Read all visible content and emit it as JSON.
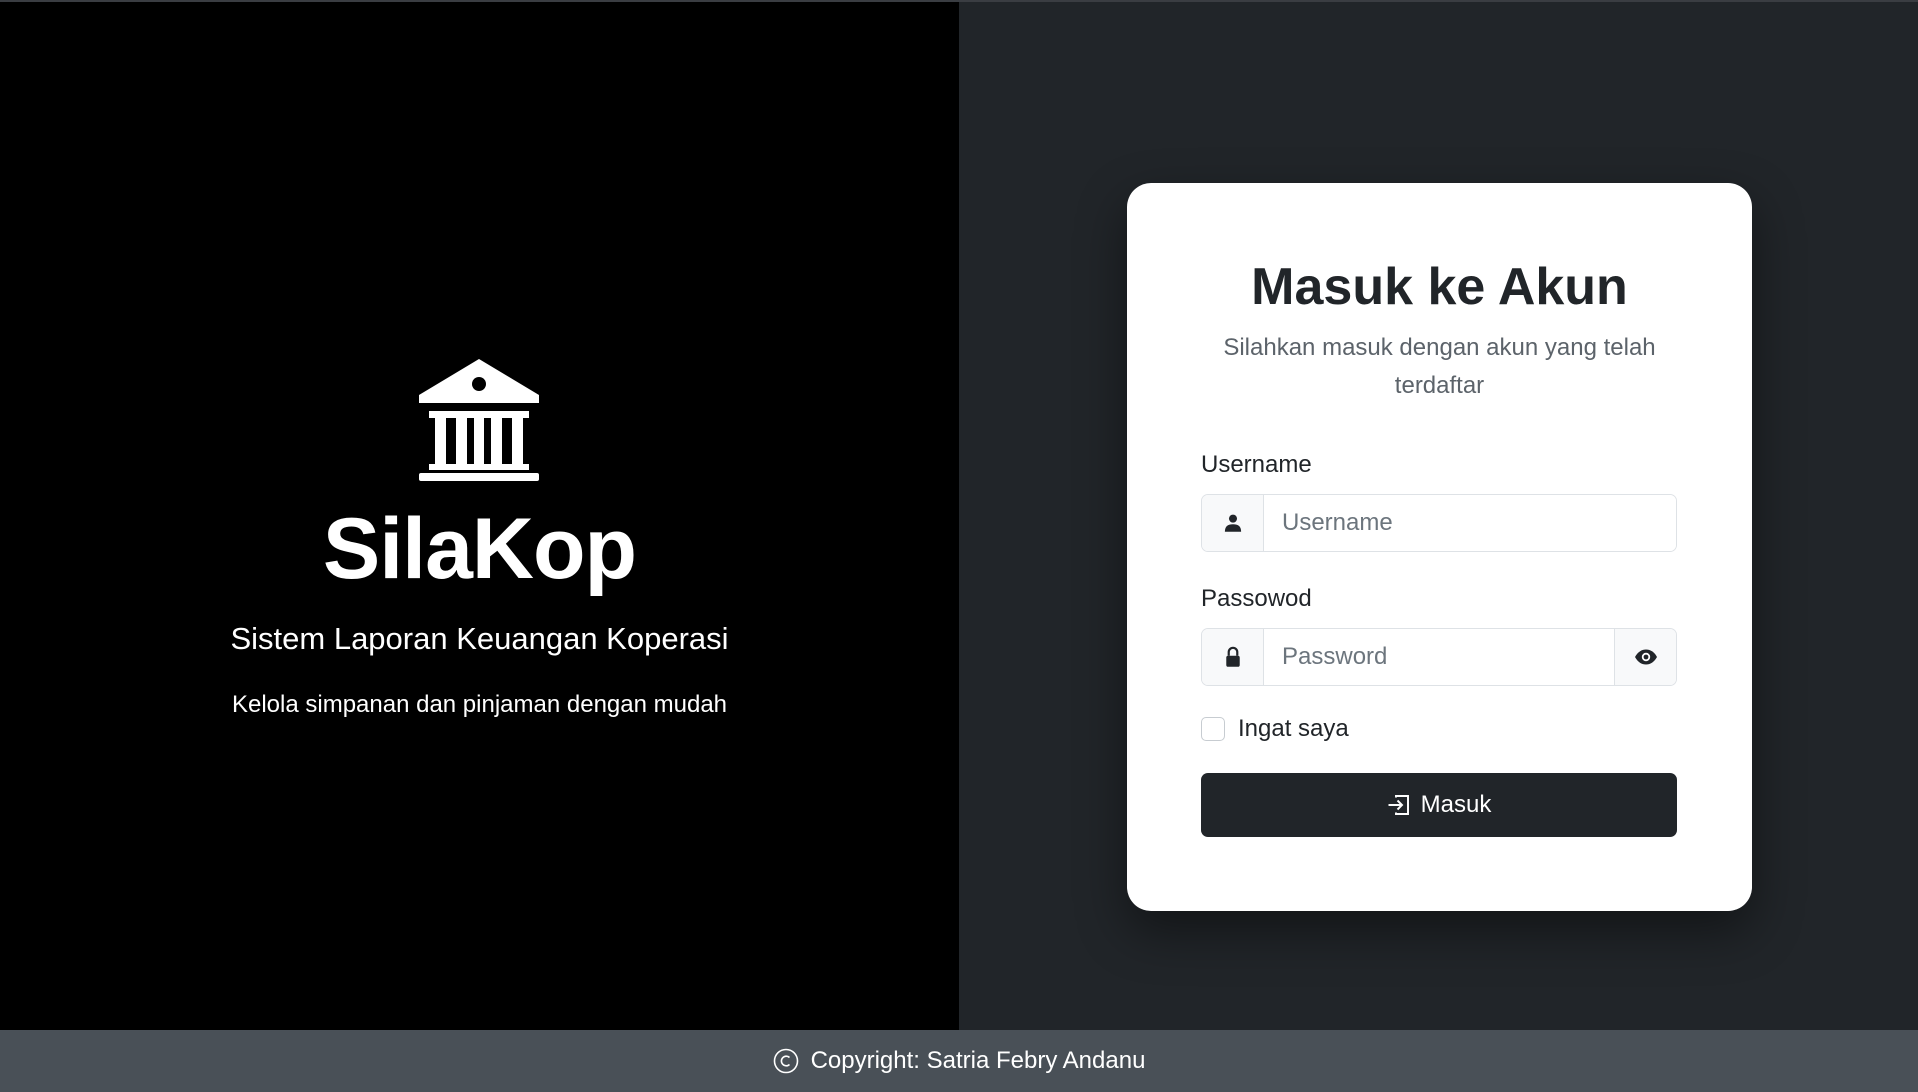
{
  "brand": {
    "icon": "bank-icon",
    "title": "SilaKop",
    "subtitle": "Sistem Laporan Keuangan Koperasi",
    "tagline": "Kelola simpanan dan pinjaman dengan mudah"
  },
  "login": {
    "title": "Masuk ke Akun",
    "subtitle": "Silahkan masuk dengan akun yang telah terdaftar",
    "username": {
      "label": "Username",
      "placeholder": "Username",
      "value": "",
      "icon": "person-icon"
    },
    "password": {
      "label": "Passowod",
      "placeholder": "Password",
      "value": "",
      "icon": "lock-icon",
      "toggle_icon": "eye-icon"
    },
    "remember": {
      "label": "Ingat saya",
      "checked": false
    },
    "submit": {
      "label": "Masuk",
      "icon": "box-arrow-in-right-icon"
    }
  },
  "footer": {
    "icon": "copyright-icon",
    "text": "Copyright: Satria Febry Andanu"
  },
  "colors": {
    "left_bg": "#000000",
    "right_bg": "#212529",
    "card_bg": "#ffffff",
    "button_bg": "#212529",
    "footer_bg": "#495057"
  }
}
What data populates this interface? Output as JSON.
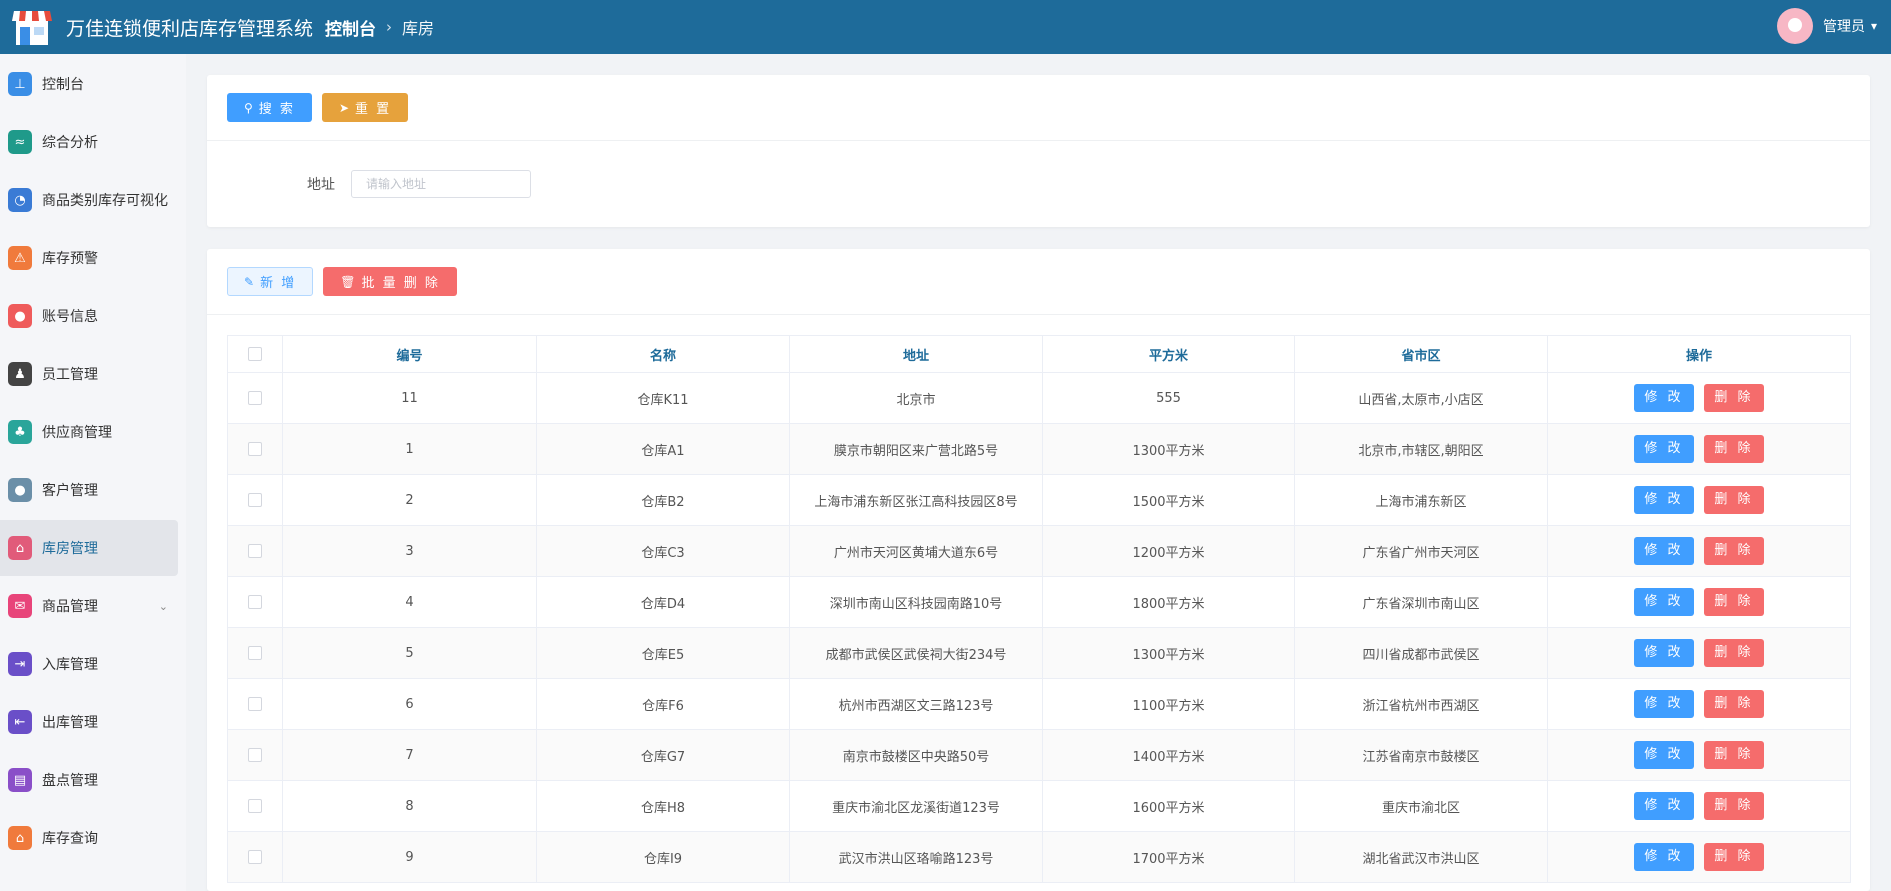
{
  "header": {
    "title": "万佳连锁便利店库存管理系统",
    "breadcrumb_home": "控制台",
    "breadcrumb_current": "库房",
    "user_name": "管理员"
  },
  "sidebar": {
    "items": [
      {
        "label": "控制台",
        "icon": "dashboard-icon",
        "color": "#3a8ee6"
      },
      {
        "label": "综合分析",
        "icon": "analytics-icon",
        "color": "#1f9a8a"
      },
      {
        "label": "商品类别库存可视化",
        "icon": "pie-chart-icon",
        "color": "#3a7bd5"
      },
      {
        "label": "库存预警",
        "icon": "warning-house-icon",
        "color": "#f07a3c"
      },
      {
        "label": "账号信息",
        "icon": "account-icon",
        "color": "#ef5b5b"
      },
      {
        "label": "员工管理",
        "icon": "employee-icon",
        "color": "#444444"
      },
      {
        "label": "供应商管理",
        "icon": "supplier-icon",
        "color": "#2aa59a"
      },
      {
        "label": "客户管理",
        "icon": "customer-icon",
        "color": "#6b8fa8"
      },
      {
        "label": "库房管理",
        "icon": "warehouse-icon",
        "color": "#e15b7a"
      },
      {
        "label": "商品管理",
        "icon": "goods-icon",
        "color": "#e8447a"
      },
      {
        "label": "入库管理",
        "icon": "inbound-icon",
        "color": "#6a4fc8"
      },
      {
        "label": "出库管理",
        "icon": "outbound-icon",
        "color": "#6a4fc8"
      },
      {
        "label": "盘点管理",
        "icon": "inventory-check-icon",
        "color": "#8a4fc8"
      },
      {
        "label": "库存查询",
        "icon": "stock-query-icon",
        "color": "#f07a3c"
      }
    ]
  },
  "search": {
    "search_label": "搜 索",
    "reset_label": "重 置",
    "address_label": "地址",
    "address_placeholder": "请输入地址"
  },
  "toolbar": {
    "add_label": "新 增",
    "batch_delete_label": "批 量 删 除"
  },
  "table": {
    "headers": [
      "编号",
      "名称",
      "地址",
      "平方米",
      "省市区",
      "操作"
    ],
    "edit_label": "修 改",
    "delete_label": "删 除",
    "rows": [
      [
        "11",
        "仓库K11",
        "北京市",
        "555",
        "山西省,太原市,小店区"
      ],
      [
        "1",
        "仓库A1",
        "膜京市朝阳区来广营北路5号",
        "1300平方米",
        "北京市,市辖区,朝阳区"
      ],
      [
        "2",
        "仓库B2",
        "上海市浦东新区张江高科技园区8号",
        "1500平方米",
        "上海市浦东新区"
      ],
      [
        "3",
        "仓库C3",
        "广州市天河区黄埔大道东6号",
        "1200平方米",
        "广东省广州市天河区"
      ],
      [
        "4",
        "仓库D4",
        "深圳市南山区科技园南路10号",
        "1800平方米",
        "广东省深圳市南山区"
      ],
      [
        "5",
        "仓库E5",
        "成都市武侯区武侯祠大街234号",
        "1300平方米",
        "四川省成都市武侯区"
      ],
      [
        "6",
        "仓库F6",
        "杭州市西湖区文三路123号",
        "1100平方米",
        "浙江省杭州市西湖区"
      ],
      [
        "7",
        "仓库G7",
        "南京市鼓楼区中央路50号",
        "1400平方米",
        "江苏省南京市鼓楼区"
      ],
      [
        "8",
        "仓库H8",
        "重庆市渝北区龙溪街道123号",
        "1600平方米",
        "重庆市渝北区"
      ],
      [
        "9",
        "仓库I9",
        "武汉市洪山区珞喻路123号",
        "1700平方米",
        "湖北省武汉市洪山区"
      ]
    ]
  }
}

----

• TASK REQUIREMENTS: Copy every line that includes the string "subtitle" from the material above.

• SOLVED PROBLEM:
    "subtitle": "Sistem Laporan Keuangan Koperasi",
    "subtitle": "Silahkan masuk dengan akun yang telah terdaftar",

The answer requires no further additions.